• _LISTED RECORDS_:
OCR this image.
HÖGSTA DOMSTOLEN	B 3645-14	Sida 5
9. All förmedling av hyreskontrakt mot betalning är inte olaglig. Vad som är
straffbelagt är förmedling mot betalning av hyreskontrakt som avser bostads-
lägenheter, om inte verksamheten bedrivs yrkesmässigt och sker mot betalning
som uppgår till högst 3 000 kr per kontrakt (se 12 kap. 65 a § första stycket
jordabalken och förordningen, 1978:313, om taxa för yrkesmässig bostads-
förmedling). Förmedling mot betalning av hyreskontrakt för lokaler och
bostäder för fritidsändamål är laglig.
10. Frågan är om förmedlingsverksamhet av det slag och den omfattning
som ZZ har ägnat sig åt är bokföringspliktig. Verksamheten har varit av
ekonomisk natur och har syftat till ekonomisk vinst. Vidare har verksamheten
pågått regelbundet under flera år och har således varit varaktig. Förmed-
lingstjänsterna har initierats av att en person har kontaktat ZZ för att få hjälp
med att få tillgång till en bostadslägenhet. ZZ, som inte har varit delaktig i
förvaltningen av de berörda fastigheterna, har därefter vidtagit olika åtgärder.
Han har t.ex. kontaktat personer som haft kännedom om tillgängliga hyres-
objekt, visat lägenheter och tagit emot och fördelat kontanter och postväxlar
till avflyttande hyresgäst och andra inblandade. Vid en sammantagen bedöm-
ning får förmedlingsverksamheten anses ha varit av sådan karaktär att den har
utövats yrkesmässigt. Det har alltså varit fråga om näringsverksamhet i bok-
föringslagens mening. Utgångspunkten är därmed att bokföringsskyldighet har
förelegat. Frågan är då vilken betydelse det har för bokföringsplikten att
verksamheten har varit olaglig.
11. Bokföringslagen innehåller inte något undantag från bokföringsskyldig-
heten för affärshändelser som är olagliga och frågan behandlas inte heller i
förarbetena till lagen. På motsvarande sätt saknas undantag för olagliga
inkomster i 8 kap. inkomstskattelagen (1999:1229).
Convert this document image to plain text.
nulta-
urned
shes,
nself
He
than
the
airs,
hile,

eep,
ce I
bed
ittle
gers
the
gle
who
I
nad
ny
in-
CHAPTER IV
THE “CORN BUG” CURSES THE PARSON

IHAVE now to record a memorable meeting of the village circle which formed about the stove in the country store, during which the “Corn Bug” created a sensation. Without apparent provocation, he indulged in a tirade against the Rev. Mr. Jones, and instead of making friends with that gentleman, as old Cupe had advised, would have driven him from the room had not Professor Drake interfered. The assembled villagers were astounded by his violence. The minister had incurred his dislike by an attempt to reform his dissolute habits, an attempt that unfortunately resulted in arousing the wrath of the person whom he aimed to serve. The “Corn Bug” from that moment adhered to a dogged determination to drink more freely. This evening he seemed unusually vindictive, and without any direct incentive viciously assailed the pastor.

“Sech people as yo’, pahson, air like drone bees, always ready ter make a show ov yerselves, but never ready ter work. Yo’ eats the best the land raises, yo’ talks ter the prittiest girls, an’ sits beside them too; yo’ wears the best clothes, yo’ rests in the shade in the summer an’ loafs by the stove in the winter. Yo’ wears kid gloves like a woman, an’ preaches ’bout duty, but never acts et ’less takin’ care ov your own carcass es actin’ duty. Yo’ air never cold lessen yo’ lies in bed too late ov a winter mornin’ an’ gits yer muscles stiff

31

• _THE EXERCISE_: Set down the entries above again, word for word.

• _ANSWER TO THIS TASK_:
OCR this image.
HÖGSTA DOMSTOLEN	B 3645-14	Sida 5
9. All förmedling av hyreskontrakt mot betalning är inte olaglig. Vad som är
straffbelagt är förmedling mot betalning av hyreskontrakt som avser bostads-
lägenheter, om inte verksamheten bedrivs yrkesmässigt och sker mot betalning
som uppgår till högst 3 000 kr per kontrakt (se 12 kap. 65 a § första stycket
jordabalken och förordningen, 1978:313, om taxa för yrkesmässig bostads-
förmedling). Förmedling mot betalning av hyreskontrakt för lokaler och
bostäder för fritidsändamål är laglig.
10. Frågan är om förmedlingsverksamhet av det slag och den omfattning
som ZZ har ägnat sig åt är bokföringspliktig. Verksamheten har varit av
ekonomisk natur och har syftat till ekonomisk vinst. Vidare har verksamheten
pågått regelbundet under flera år och har således varit varaktig. Förmed-
lingstjänsterna har initierats av att en person har kontaktat ZZ för att få hjälp
med att få tillgång till en bostadslägenhet. ZZ, som inte har varit delaktig i
förvaltningen av de berörda fastigheterna, har därefter vidtagit olika åtgärder.
Han har t.ex. kontaktat personer som haft kännedom om tillgängliga hyres-
objekt, visat lägenheter och tagit emot och fördelat kontanter och postväxlar
till avflyttande hyresgäst och andra inblandade. Vid en sammantagen bedöm-
ning får förmedlingsverksamheten anses ha varit av sådan karaktär att den har
utövats yrkesmässigt. Det har alltså varit fråga om näringsverksamhet i bok-
föringslagens mening. Utgångspunkten är därmed att bokföringsskyldighet har
förelegat. Frågan är då vilken betydelse det har för bokföringsplikten att
verksamheten har varit olaglig.
11. Bokföringslagen innehåller inte något undantag från bokföringsskyldig-
heten för affärshändelser som är olagliga och frågan behandlas inte heller i
förarbetena till lagen. På motsvarande sätt saknas undantag för olagliga
inkomster i 8 kap. inkomstskattelagen (1999:1229).
Convert this document image to plain text.
nulta-
urned
shes,
nself
He
than
the
airs,
hile,

eep,
ce I
bed
ittle
gers
the
gle
who
I
nad
ny
in-
CHAPTER IV
THE “CORN BUG” CURSES THE PARSON

IHAVE now to record a memorable meeting of the village circle which formed about the stove in the country store, during which the “Corn Bug” created a sensation. Without apparent provocation, he indulged in a tirade against the Rev. Mr. Jones, and instead of making friends with that gentleman, as old Cupe had advised, would have driven him from the room had not Professor Drake interfered. The assembled villagers were astounded by his violence. The minister had incurred his dislike by an attempt to reform his dissolute habits, an attempt that unfortunately resulted in arousing the wrath of the person whom he aimed to serve. The “Corn Bug” from that moment adhered to a dogged determination to drink more freely. This evening he seemed unusually vindictive, and without any direct incentive viciously assailed the pastor.

“Sech people as yo’, pahson, air like drone bees, always ready ter make a show ov yerselves, but never ready ter work. Yo’ eats the best the land raises, yo’ talks ter the prittiest girls, an’ sits beside them too; yo’ wears the best clothes, yo’ rests in the shade in the summer an’ loafs by the stove in the winter. Yo’ wears kid gloves like a woman, an’ preaches ’bout duty, but never acts et ’less takin’ care ov your own carcass es actin’ duty. Yo’ air never cold lessen yo’ lies in bed too late ov a winter mornin’ an’ gits yer muscles stiff

31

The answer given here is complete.